• [Provided entries]:
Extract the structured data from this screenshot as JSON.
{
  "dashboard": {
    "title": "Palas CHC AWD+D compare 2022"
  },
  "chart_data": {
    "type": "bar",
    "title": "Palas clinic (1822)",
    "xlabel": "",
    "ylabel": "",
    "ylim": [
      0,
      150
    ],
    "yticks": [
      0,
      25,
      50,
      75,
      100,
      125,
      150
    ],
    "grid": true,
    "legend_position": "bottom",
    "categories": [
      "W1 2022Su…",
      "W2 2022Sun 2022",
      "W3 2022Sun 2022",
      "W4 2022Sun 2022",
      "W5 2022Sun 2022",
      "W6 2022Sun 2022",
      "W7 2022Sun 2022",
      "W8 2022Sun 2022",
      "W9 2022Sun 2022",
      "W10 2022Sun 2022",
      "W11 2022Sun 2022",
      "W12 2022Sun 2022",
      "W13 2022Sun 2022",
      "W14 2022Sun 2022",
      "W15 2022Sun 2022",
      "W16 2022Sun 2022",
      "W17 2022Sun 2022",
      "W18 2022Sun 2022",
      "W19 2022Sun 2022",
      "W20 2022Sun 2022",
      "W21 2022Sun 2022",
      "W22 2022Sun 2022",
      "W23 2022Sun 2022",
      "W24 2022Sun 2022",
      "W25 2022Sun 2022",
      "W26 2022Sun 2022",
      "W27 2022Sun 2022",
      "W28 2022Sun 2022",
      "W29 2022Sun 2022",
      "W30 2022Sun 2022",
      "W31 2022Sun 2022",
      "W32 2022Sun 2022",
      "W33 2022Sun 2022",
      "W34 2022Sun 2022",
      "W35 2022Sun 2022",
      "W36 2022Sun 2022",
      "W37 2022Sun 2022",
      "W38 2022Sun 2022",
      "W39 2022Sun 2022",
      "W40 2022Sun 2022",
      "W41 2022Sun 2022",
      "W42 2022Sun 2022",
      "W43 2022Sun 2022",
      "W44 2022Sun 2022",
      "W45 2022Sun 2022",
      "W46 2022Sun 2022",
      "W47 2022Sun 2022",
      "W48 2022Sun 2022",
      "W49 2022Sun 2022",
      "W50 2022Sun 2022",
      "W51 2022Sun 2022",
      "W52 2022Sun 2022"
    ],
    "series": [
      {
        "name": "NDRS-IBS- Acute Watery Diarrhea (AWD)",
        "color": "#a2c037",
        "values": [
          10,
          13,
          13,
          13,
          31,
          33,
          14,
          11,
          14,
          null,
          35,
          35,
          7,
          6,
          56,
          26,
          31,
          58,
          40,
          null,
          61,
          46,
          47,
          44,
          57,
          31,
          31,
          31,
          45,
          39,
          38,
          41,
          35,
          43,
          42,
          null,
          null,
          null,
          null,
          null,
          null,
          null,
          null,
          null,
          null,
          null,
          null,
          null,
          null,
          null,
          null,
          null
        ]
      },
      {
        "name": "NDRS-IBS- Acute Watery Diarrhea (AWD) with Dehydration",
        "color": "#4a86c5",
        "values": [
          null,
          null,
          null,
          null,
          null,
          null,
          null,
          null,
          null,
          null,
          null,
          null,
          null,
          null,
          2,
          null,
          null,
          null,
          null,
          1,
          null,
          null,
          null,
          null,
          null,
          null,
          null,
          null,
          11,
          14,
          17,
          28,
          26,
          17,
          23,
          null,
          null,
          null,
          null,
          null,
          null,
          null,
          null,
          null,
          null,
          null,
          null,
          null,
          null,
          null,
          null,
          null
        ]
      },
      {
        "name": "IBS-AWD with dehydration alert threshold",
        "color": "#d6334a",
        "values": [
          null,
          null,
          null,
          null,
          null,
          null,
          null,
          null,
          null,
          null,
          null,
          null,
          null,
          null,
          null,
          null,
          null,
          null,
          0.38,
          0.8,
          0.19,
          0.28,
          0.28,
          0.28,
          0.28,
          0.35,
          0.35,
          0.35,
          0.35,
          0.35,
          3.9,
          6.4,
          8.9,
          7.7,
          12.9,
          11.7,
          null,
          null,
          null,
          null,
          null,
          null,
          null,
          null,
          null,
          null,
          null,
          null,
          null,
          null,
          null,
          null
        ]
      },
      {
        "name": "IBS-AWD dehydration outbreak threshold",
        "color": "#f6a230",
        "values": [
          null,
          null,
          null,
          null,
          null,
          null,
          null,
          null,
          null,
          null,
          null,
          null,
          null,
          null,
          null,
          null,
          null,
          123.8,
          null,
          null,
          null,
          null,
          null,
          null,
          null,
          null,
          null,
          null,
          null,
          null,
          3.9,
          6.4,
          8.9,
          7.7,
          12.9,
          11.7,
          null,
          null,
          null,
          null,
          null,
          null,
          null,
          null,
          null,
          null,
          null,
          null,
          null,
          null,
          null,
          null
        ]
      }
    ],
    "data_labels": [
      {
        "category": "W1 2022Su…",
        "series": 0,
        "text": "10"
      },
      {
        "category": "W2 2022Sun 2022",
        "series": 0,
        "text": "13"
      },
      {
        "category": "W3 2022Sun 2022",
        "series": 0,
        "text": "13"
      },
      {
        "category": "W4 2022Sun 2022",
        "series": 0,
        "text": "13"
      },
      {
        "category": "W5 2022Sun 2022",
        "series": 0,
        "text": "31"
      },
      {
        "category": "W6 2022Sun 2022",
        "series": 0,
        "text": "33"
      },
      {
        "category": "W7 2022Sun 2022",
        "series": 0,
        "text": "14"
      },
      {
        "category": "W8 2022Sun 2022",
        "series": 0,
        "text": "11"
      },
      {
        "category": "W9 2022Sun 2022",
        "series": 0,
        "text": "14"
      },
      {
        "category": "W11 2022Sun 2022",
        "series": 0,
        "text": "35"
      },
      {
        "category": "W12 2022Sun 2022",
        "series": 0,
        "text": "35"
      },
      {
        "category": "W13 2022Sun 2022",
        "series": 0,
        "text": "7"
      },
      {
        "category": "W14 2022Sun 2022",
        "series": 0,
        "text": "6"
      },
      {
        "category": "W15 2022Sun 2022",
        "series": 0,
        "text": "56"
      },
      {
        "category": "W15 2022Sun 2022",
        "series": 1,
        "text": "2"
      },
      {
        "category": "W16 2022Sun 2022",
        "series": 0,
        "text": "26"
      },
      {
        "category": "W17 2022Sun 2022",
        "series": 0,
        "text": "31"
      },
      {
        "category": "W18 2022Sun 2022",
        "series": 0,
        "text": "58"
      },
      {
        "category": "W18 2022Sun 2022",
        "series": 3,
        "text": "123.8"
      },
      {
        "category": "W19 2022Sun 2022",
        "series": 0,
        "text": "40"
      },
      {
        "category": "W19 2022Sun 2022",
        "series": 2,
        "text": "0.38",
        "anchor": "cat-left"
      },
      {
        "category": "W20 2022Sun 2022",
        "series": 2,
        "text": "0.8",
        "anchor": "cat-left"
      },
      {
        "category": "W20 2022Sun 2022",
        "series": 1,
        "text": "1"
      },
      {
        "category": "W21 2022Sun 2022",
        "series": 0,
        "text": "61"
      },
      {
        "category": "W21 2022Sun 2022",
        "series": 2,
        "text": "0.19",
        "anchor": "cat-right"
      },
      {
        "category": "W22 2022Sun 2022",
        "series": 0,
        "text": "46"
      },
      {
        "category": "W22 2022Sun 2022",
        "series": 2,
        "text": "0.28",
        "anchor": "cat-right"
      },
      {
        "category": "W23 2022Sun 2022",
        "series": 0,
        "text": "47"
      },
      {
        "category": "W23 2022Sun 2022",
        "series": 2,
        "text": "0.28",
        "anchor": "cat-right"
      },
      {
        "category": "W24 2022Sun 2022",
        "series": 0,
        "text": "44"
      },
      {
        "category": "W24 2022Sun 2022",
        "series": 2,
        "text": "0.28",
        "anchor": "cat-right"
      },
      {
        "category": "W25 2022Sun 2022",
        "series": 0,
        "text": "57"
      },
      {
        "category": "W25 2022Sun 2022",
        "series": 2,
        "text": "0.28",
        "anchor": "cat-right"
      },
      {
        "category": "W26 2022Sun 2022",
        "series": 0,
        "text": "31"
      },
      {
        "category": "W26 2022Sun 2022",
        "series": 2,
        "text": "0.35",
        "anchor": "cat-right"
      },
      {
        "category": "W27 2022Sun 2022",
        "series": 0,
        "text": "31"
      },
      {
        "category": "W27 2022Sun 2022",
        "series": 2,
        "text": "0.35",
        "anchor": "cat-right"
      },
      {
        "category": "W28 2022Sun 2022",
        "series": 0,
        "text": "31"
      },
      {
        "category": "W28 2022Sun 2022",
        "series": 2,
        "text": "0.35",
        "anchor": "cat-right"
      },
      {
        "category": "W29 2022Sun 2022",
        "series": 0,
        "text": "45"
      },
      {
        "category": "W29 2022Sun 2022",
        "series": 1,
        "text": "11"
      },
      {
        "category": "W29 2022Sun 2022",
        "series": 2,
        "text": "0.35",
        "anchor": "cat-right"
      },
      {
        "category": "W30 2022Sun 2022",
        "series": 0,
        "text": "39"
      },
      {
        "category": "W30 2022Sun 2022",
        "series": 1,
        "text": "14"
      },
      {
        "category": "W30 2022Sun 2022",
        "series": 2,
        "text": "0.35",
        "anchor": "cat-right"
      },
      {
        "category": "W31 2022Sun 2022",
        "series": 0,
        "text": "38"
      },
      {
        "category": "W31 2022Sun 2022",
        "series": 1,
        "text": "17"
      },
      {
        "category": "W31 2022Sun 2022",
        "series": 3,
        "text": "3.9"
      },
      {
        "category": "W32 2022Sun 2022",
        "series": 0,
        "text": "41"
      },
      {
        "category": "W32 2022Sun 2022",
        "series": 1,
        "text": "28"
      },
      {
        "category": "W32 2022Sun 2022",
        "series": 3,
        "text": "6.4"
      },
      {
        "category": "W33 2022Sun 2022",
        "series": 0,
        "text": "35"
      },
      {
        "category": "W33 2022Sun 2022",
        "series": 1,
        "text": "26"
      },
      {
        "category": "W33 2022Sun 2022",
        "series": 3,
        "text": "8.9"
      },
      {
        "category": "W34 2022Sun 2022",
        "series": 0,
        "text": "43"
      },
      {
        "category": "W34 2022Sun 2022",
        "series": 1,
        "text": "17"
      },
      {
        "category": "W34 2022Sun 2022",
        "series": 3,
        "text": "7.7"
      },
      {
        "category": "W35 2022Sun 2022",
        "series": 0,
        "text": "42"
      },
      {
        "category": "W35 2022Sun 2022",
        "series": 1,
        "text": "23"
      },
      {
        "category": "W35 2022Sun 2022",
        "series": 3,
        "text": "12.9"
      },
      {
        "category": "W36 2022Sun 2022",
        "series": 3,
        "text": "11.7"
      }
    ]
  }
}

• [What you need to do]: Filter the listing for the word "color" and copy every line that holds it.

• [Result]:
        "color": "#a2c037",
        "color": "#4a86c5",
        "color": "#d6334a",
        "color": "#f6a230",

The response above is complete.